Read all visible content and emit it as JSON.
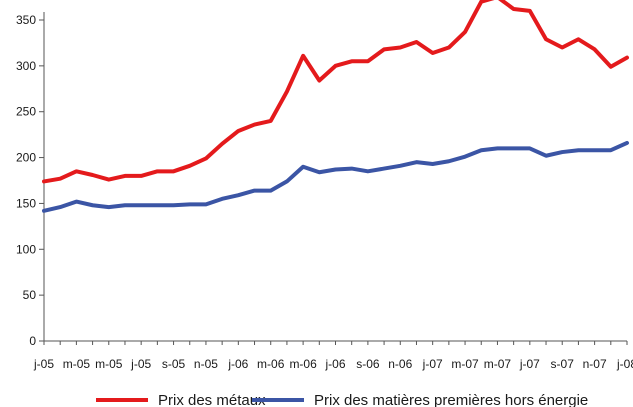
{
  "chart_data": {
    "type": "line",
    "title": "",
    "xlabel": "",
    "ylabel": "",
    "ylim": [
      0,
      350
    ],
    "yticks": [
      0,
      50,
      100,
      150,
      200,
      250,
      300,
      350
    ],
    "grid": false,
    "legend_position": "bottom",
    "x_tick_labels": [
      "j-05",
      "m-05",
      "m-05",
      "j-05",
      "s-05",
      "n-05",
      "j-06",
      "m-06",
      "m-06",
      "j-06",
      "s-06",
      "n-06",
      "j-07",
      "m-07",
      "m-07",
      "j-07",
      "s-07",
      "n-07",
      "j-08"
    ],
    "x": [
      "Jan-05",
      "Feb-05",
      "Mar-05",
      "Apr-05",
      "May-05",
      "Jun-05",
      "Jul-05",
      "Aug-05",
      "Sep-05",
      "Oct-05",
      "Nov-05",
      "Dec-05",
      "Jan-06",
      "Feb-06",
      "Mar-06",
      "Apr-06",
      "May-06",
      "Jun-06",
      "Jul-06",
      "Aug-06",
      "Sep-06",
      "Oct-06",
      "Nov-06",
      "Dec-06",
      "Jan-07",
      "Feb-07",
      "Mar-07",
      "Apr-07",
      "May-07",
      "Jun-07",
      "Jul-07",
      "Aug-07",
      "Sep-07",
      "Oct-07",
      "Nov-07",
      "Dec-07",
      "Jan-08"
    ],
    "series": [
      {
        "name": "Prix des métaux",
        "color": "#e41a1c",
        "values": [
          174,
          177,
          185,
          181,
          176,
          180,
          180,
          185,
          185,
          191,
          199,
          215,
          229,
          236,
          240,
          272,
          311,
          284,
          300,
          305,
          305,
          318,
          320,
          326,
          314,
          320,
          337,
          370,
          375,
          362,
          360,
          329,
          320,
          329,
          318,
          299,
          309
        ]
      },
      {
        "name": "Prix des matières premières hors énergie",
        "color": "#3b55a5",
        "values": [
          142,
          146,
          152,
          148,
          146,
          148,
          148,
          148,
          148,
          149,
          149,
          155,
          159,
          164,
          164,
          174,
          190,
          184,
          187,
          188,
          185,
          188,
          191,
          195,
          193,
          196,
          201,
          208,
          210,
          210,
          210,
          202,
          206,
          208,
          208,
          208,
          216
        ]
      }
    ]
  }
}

──────

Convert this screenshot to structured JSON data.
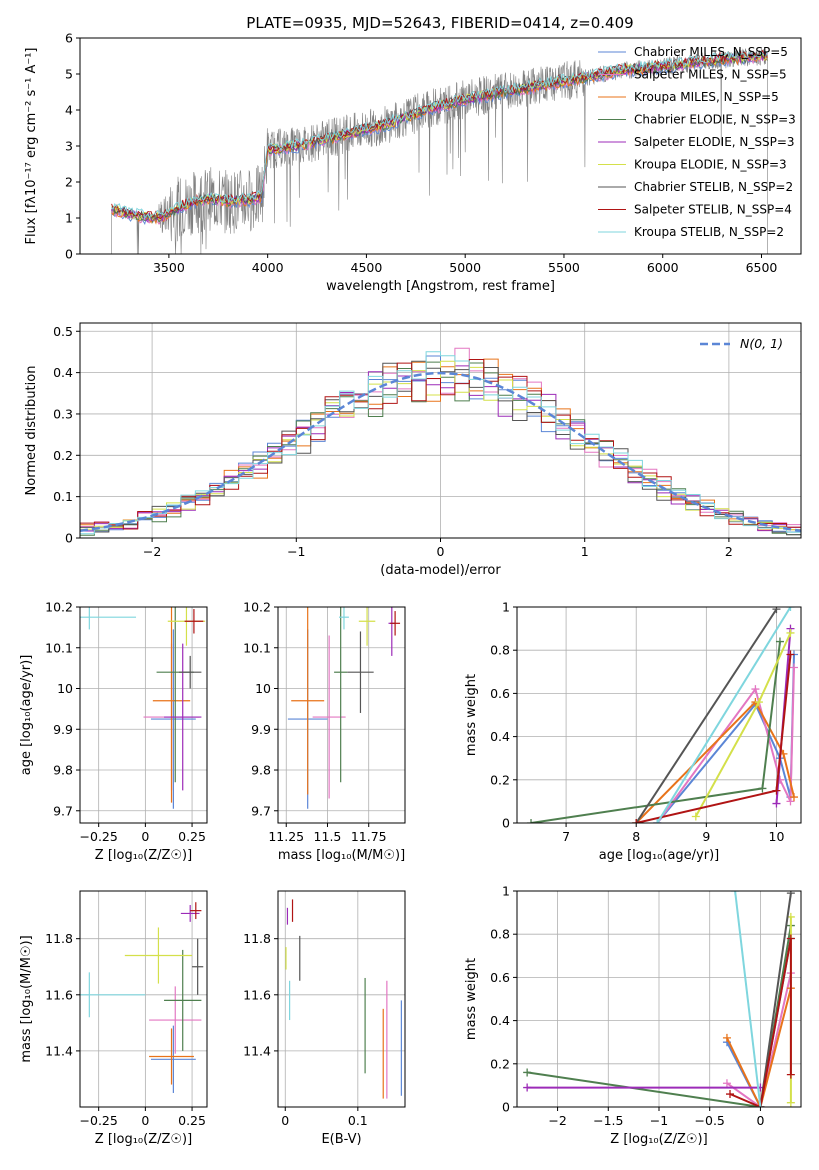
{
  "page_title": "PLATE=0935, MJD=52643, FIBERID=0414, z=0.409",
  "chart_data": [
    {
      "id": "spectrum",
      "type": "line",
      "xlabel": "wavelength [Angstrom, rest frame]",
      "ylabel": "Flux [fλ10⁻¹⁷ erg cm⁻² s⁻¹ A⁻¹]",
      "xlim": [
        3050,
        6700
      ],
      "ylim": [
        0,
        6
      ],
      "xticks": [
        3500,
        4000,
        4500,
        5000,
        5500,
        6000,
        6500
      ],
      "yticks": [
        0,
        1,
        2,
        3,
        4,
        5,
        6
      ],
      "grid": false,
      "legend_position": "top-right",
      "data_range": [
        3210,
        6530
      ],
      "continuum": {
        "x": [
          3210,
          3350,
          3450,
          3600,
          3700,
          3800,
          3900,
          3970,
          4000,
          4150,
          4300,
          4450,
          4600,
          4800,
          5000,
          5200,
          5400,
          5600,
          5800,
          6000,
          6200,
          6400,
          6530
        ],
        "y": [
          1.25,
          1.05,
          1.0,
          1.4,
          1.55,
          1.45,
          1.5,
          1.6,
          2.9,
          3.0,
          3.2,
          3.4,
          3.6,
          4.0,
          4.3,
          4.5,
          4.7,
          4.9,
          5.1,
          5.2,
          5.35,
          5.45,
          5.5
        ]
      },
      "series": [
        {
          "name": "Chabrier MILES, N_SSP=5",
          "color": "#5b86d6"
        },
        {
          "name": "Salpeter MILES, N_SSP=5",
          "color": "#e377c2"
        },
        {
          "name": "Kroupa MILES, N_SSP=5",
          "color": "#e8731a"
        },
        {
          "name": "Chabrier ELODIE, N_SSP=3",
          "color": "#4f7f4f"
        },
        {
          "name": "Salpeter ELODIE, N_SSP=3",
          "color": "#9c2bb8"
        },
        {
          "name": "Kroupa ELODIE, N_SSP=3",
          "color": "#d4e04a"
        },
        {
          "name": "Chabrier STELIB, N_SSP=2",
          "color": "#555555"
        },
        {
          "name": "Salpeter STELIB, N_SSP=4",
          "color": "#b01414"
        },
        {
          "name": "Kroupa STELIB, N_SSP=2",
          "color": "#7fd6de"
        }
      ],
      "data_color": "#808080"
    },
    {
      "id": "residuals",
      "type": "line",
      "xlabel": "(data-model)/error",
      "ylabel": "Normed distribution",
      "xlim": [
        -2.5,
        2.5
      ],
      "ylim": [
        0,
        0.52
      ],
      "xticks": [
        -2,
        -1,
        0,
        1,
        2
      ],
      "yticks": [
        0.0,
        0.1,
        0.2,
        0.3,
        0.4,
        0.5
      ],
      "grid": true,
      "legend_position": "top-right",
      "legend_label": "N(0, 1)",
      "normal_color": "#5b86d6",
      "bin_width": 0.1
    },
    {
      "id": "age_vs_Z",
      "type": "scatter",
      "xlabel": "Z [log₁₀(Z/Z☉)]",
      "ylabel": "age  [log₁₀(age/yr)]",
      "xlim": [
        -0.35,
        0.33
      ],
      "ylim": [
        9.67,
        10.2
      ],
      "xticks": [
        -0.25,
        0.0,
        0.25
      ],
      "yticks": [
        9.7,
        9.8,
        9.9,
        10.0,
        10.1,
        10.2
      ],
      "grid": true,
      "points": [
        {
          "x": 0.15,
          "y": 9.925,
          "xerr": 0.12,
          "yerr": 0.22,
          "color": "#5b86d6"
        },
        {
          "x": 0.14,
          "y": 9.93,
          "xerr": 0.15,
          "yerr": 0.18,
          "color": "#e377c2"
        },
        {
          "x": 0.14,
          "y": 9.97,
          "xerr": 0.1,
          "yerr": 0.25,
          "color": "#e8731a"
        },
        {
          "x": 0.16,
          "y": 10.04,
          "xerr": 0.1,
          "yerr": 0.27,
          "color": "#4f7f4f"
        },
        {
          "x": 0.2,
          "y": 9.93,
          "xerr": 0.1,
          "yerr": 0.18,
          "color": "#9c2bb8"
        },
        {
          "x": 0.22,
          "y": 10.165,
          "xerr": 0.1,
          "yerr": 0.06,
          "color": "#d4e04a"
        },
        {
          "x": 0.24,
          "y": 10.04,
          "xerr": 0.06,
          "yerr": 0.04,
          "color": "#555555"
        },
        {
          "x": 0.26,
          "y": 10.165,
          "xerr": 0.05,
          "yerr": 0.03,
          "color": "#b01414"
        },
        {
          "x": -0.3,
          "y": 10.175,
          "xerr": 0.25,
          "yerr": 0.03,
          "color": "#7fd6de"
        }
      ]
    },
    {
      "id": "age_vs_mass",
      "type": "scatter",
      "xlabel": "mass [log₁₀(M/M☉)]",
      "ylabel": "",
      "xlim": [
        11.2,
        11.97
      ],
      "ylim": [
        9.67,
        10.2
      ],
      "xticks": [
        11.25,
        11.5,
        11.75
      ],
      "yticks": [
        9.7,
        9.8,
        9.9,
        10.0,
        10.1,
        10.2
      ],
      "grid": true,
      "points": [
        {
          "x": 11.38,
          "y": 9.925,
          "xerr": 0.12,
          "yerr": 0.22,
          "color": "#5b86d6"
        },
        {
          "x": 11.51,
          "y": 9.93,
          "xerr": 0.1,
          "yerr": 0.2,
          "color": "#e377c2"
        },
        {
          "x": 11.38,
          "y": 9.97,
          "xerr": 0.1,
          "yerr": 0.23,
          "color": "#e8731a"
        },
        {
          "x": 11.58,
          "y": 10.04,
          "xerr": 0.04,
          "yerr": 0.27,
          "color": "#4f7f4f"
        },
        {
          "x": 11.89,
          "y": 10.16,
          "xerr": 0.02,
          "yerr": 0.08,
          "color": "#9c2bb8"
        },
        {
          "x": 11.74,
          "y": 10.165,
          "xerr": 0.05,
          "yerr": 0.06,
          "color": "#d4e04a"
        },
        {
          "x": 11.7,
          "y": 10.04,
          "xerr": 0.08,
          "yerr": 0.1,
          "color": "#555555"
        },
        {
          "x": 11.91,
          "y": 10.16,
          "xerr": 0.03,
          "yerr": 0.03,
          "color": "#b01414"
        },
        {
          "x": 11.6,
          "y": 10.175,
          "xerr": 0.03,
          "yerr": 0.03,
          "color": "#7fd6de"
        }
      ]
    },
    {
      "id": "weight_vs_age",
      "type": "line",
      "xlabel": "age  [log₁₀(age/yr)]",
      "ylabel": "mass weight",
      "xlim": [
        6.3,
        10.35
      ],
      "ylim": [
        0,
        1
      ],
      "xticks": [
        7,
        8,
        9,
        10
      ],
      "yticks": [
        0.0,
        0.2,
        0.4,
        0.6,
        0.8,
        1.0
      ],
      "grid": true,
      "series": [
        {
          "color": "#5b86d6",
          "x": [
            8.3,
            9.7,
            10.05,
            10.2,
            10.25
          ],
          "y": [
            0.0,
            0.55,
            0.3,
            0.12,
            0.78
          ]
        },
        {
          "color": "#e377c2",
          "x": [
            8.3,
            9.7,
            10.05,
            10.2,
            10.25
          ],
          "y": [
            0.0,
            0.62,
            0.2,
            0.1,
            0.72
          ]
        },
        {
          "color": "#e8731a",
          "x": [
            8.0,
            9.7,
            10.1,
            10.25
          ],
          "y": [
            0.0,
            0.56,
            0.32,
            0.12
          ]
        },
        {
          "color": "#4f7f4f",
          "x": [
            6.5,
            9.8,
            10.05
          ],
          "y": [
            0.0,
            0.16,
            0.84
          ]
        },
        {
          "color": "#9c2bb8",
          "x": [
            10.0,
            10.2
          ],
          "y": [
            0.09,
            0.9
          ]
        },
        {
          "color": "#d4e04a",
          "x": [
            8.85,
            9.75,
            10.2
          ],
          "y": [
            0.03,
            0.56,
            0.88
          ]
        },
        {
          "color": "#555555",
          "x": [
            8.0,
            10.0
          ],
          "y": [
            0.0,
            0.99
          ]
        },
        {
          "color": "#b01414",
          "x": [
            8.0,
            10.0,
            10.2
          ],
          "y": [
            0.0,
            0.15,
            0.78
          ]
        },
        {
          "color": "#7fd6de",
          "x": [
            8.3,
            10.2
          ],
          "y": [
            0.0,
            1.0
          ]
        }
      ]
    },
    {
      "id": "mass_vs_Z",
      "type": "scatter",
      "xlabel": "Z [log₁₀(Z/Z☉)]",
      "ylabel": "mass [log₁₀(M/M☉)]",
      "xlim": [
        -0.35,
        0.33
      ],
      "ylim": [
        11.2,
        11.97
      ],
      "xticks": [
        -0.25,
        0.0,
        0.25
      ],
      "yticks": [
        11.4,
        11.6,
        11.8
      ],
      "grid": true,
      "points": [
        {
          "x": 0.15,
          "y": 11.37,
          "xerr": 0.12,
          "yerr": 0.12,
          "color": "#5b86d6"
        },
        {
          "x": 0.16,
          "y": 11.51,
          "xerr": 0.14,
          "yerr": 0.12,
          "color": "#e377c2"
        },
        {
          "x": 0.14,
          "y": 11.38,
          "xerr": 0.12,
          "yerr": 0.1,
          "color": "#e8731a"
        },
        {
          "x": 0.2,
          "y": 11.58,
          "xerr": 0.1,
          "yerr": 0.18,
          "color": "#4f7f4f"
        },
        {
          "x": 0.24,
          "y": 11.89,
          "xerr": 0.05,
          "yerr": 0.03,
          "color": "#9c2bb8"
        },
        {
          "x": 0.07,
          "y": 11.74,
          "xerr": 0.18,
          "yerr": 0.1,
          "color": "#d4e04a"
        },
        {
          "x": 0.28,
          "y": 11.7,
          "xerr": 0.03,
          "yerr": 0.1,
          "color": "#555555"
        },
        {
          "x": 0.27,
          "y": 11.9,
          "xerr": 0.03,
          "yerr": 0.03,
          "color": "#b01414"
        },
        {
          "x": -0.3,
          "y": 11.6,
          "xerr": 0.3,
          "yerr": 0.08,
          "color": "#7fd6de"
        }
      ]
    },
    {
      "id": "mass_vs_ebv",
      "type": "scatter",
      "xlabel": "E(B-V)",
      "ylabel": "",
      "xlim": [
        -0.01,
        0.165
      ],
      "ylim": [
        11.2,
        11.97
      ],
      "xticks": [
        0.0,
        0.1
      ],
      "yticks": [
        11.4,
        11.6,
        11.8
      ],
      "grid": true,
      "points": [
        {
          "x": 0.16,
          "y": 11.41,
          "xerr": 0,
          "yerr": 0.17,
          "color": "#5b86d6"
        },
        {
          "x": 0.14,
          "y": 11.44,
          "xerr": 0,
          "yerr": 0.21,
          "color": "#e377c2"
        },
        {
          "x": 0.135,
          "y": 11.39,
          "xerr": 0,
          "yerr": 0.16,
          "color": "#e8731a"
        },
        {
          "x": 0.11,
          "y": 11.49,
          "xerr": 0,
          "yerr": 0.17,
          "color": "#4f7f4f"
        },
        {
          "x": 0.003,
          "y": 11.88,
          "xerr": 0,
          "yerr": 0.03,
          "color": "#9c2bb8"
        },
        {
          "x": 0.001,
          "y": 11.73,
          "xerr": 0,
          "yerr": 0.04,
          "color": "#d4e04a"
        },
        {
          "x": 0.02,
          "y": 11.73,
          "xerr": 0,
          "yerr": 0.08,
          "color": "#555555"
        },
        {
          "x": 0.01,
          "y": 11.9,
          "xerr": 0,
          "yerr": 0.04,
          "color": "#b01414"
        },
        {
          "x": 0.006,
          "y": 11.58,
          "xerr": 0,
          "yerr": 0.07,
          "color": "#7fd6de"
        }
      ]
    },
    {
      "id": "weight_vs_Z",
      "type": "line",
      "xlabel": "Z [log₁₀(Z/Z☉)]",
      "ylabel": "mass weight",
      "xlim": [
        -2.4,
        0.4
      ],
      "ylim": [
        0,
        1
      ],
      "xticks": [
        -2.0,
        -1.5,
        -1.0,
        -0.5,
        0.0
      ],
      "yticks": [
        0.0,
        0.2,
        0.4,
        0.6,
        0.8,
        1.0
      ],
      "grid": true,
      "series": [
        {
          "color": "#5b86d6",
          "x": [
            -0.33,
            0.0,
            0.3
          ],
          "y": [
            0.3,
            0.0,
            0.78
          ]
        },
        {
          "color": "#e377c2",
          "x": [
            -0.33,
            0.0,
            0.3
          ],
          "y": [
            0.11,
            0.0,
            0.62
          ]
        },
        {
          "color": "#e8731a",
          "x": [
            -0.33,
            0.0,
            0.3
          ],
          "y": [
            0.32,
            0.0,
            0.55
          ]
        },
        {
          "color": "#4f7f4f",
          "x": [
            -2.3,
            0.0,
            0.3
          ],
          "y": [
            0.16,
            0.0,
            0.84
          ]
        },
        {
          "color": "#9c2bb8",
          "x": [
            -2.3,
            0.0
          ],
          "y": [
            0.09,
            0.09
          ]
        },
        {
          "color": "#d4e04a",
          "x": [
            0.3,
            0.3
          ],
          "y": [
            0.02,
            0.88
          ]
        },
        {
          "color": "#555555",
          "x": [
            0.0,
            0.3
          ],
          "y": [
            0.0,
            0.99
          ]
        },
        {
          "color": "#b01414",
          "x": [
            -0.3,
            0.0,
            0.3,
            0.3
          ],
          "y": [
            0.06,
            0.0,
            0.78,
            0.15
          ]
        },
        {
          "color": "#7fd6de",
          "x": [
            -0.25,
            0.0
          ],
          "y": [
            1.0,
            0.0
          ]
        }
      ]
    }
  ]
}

──────

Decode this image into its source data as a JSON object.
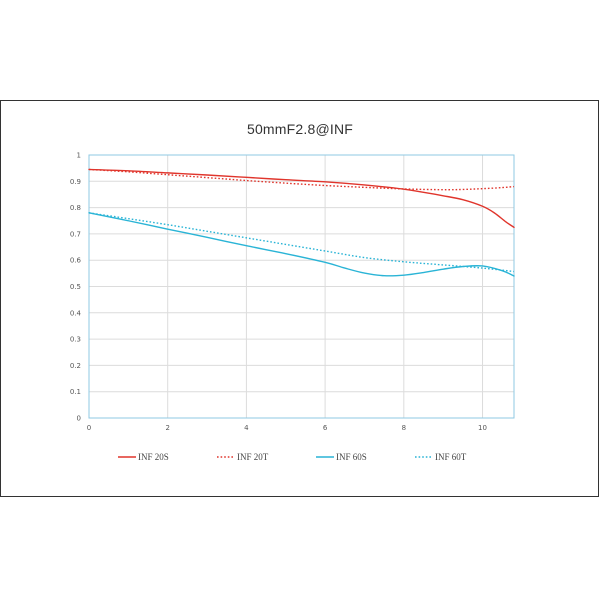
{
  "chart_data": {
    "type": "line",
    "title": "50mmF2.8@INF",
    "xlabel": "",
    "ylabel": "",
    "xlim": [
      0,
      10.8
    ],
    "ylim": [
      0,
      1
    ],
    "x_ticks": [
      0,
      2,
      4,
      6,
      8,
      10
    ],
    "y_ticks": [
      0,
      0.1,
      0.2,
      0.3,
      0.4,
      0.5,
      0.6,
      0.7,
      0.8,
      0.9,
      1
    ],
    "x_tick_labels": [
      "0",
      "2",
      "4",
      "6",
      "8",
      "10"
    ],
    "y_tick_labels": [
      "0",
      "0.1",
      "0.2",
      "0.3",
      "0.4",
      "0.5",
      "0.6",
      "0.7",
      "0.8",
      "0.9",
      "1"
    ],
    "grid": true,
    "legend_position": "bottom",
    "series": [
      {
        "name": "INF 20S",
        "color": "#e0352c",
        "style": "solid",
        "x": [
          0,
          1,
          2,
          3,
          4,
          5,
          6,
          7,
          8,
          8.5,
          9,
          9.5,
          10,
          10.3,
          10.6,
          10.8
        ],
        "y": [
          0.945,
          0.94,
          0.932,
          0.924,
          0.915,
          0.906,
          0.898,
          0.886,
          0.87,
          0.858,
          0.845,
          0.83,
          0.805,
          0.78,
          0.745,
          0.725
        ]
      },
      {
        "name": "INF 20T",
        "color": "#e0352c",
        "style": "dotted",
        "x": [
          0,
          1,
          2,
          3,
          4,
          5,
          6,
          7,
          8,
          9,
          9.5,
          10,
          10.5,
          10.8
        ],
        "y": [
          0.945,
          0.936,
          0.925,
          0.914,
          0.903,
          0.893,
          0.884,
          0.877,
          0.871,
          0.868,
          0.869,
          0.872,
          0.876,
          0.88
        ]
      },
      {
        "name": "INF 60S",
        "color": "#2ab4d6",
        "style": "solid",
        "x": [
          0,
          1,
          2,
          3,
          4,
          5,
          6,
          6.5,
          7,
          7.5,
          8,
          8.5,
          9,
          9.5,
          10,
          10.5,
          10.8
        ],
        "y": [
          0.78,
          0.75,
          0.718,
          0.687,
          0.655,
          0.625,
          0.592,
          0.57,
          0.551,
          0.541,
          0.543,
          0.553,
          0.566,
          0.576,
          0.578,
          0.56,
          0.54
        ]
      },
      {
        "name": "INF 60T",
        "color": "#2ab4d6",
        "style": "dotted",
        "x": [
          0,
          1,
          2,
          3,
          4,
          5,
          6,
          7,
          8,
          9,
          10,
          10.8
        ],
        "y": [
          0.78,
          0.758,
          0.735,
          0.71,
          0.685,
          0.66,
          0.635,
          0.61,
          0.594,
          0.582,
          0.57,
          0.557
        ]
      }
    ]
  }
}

──────

Pull out every line containing "Salpeter".

#### Task output:
          "name": "Salpeter MILES, N_SSP=5",
          "name": "Salpeter ELODIE, N_SSP=3",
          "name": "Salpeter STELIB, N_SSP=4",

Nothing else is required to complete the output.